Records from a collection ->
--------

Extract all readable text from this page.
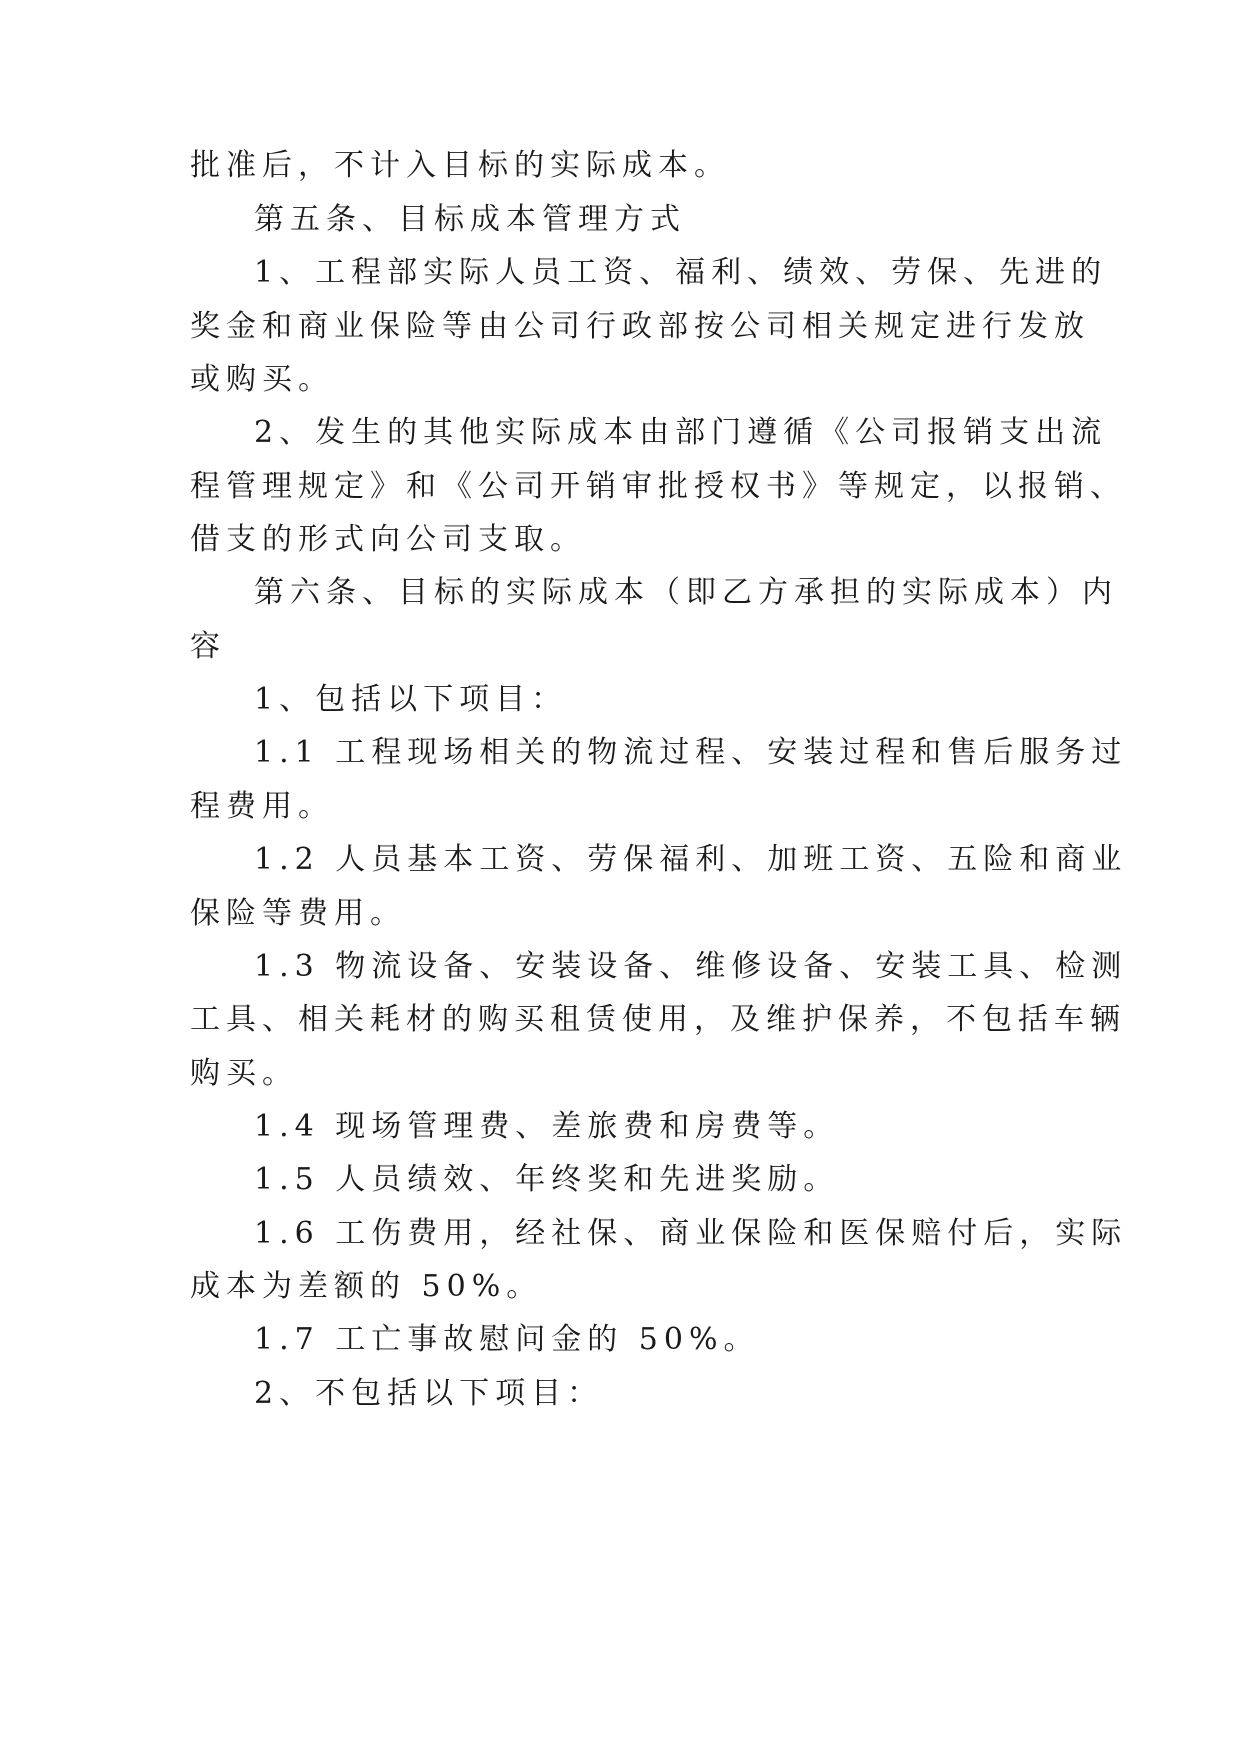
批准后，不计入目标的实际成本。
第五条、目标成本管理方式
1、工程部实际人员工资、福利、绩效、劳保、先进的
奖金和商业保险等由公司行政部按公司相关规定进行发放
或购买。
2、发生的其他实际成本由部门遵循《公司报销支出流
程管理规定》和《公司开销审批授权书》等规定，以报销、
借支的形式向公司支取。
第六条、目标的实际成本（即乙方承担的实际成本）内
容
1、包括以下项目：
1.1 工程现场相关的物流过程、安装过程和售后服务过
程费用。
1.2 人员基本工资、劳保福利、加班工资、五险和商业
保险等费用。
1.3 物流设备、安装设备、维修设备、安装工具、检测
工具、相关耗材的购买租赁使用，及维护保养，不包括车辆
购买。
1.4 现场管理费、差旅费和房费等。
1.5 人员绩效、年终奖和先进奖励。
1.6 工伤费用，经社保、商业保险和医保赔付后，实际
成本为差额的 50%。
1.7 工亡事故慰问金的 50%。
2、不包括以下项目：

--------

CHALLENGE ->
Your task is to transcribe all of the records precisely, with no images included.

RESULT ->
Extract all readable text from this page.
批准后，不计入目标的实际成本。
第五条、目标成本管理方式
1、工程部实际人员工资、福利、绩效、劳保、先进的
奖金和商业保险等由公司行政部按公司相关规定进行发放
或购买。
2、发生的其他实际成本由部门遵循《公司报销支出流
程管理规定》和《公司开销审批授权书》等规定，以报销、
借支的形式向公司支取。
第六条、目标的实际成本（即乙方承担的实际成本）内
容
1、包括以下项目：
1.1 工程现场相关的物流过程、安装过程和售后服务过
程费用。
1.2 人员基本工资、劳保福利、加班工资、五险和商业
保险等费用。
1.3 物流设备、安装设备、维修设备、安装工具、检测
工具、相关耗材的购买租赁使用，及维护保养，不包括车辆
购买。
1.4 现场管理费、差旅费和房费等。
1.5 人员绩效、年终奖和先进奖励。
1.6 工伤费用，经社保、商业保险和医保赔付后，实际
成本为差额的 50%。
1.7 工亡事故慰问金的 50%。
2、不包括以下项目：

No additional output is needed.